**What you will do:** Set down the material below word for word, excluding the pictures.

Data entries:
########

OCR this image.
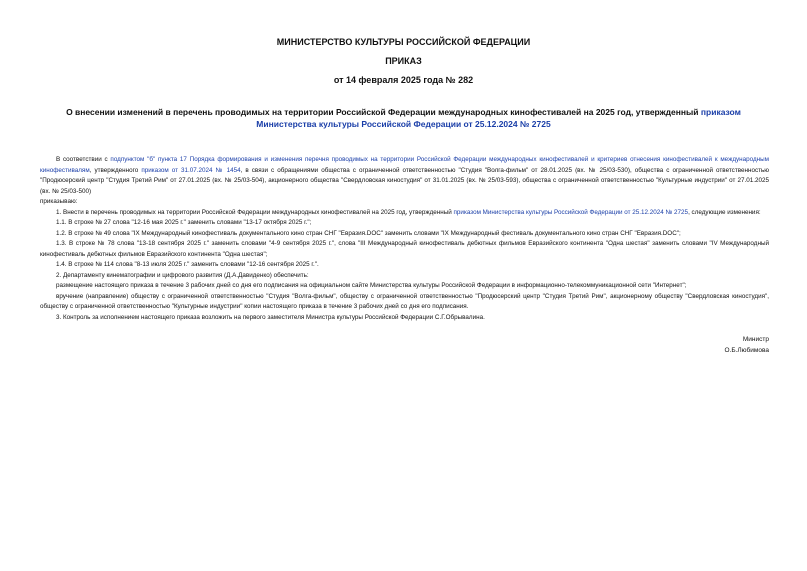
МИНИСТЕРСТВО КУЛЬТУРЫ РОССИЙСКОЙ ФЕДЕРАЦИИ
ПРИКАЗ
от 14 февраля 2025 года № 282
О внесении изменений в перечень проводимых на территории Российской Федерации международных кинофестивалей на 2025 год, утвержденный приказом Министерства культуры Российской Федерации от 25.12.2024 № 2725

В соответствии с подпунктом "б" пункта 17 Порядка формирования и изменения перечня проводимых на территории Российской Федерации международных кинофестивалей и критериев отнесения кинофестивалей к международным кинофестивалям, утвержденного приказом от 31.07.2024 № 1454, в связи с обращениями общества с ограниченной ответственностью "Студия "Волга-фильм" от 28.01.2025 (вх. № 25/03-530), общества с ограниченной ответственностью "Продюсерский центр "Студия Третий Рим" от 27.01.2025 (вх. № 25/03-504), акционерного общества "Свердловская киностудия" от 31.01.2025 (вх. № 25/03-593), общества с ограниченной ответственностью "Культурные индустрии" от 27.01.2025 (вх. № 25/03-500)

приказываю:

1. Внести в перечень проводимых на территории Российской Федерации международных кинофестивалей на 2025 год, утвержденный приказом Министерства культуры Российской Федерации от 25.12.2024 № 2725, следующие изменения:

1.1. В строке № 27 слова "12-16 мая 2025 г." заменить словами "13-17 октября 2025 г.";

1.2. В строке № 49 слова "IX Международный кинофестиваль документального кино стран СНГ "Евразия.DOC" заменить словами "IX Международный фестиваль документального кино стран СНГ "Евразия.DOC";

1.3. В строке № 78 слова "13-18 сентября 2025 г." заменить словами "4-9 сентября 2025 г.", слова "III Международный кинофестиваль дебютных фильмов Евразийского континента "Одна шестая" заменить словами "IV Международный кинофестиваль дебютных фильмов Евразийского континента "Одна шестая";

1.4. В строке № 114 слова "8-13 июля 2025 г." заменить словами "12-16 сентября 2025 г.".

2. Департаменту кинематографии и цифрового развития (Д.А.Давиденко) обеспечить:

размещение настоящего приказа в течение 3 рабочих дней со дня его подписания на официальном сайте Министерства культуры Российской Федерации в информационно-телекоммуникационной сети "Интернет";

вручение (направление) обществу с ограниченной ответственностью "Студия "Волга-фильм", обществу с ограниченной ответственностью "Продюсерский центр "Студия Третий Рим", акционерному обществу "Свердловская киностудия", обществу с ограниченной ответственностью "Культурные индустрии" копии настоящего приказа в течение 3 рабочих дней со дня его подписания.

3. Контроль за исполнением настоящего приказа возложить на первого заместителя Министра культуры Российской Федерации С.Г.Обрывалина.

Министр
О.Б.Любимова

########

**Answer to this task:**
OCR this image.
МИНИСТЕРСТВО КУЛЬТУРЫ РОССИЙСКОЙ ФЕДЕРАЦИИ
ПРИКАЗ
от 14 февраля 2025 года № 282
О внесении изменений в перечень проводимых на территории Российской Федерации международных кинофестивалей на 2025 год, утвержденный приказом Министерства культуры Российской Федерации от 25.12.2024 № 2725

В соответствии с подпунктом "б" пункта 17 Порядка формирования и изменения перечня проводимых на территории Российской Федерации международных кинофестивалей и критериев отнесения кинофестивалей к международным кинофестивалям, утвержденного приказом от 31.07.2024 № 1454, в связи с обращениями общества с ограниченной ответственностью "Студия "Волга-фильм" от 28.01.2025 (вх. № 25/03-530), общества с ограниченной ответственностью "Продюсерский центр "Студия Третий Рим" от 27.01.2025 (вх. № 25/03-504), акционерного общества "Свердловская киностудия" от 31.01.2025 (вх. № 25/03-593), общества с ограниченной ответственностью "Культурные индустрии" от 27.01.2025 (вх. № 25/03-500)

приказываю:

1. Внести в перечень проводимых на территории Российской Федерации международных кинофестивалей на 2025 год, утвержденный приказом Министерства культуры Российской Федерации от 25.12.2024 № 2725, следующие изменения:

1.1. В строке № 27 слова "12-16 мая 2025 г." заменить словами "13-17 октября 2025 г.";

1.2. В строке № 49 слова "IX Международный кинофестиваль документального кино стран СНГ "Евразия.DOC" заменить словами "IX Международный фестиваль документального кино стран СНГ "Евразия.DOC";

1.3. В строке № 78 слова "13-18 сентября 2025 г." заменить словами "4-9 сентября 2025 г.", слова "III Международный кинофестиваль дебютных фильмов Евразийского континента "Одна шестая" заменить словами "IV Международный кинофестиваль дебютных фильмов Евразийского континента "Одна шестая";

1.4. В строке № 114 слова "8-13 июля 2025 г." заменить словами "12-16 сентября 2025 г.".

2. Департаменту кинематографии и цифрового развития (Д.А.Давиденко) обеспечить:

размещение настоящего приказа в течение 3 рабочих дней со дня его подписания на официальном сайте Министерства культуры Российской Федерации в информационно-телекоммуникационной сети "Интернет";

вручение (направление) обществу с ограниченной ответственностью "Студия "Волга-фильм", обществу с ограниченной ответственностью "Продюсерский центр "Студия Третий Рим", акционерному обществу "Свердловская киностудия", обществу с ограниченной ответственностью "Культурные индустрии" копии настоящего приказа в течение 3 рабочих дней со дня его подписания.

3. Контроль за исполнением настоящего приказа возложить на первого заместителя Министра культуры Российской Федерации С.Г.Обрывалина.

Министр
О.Б.Любимова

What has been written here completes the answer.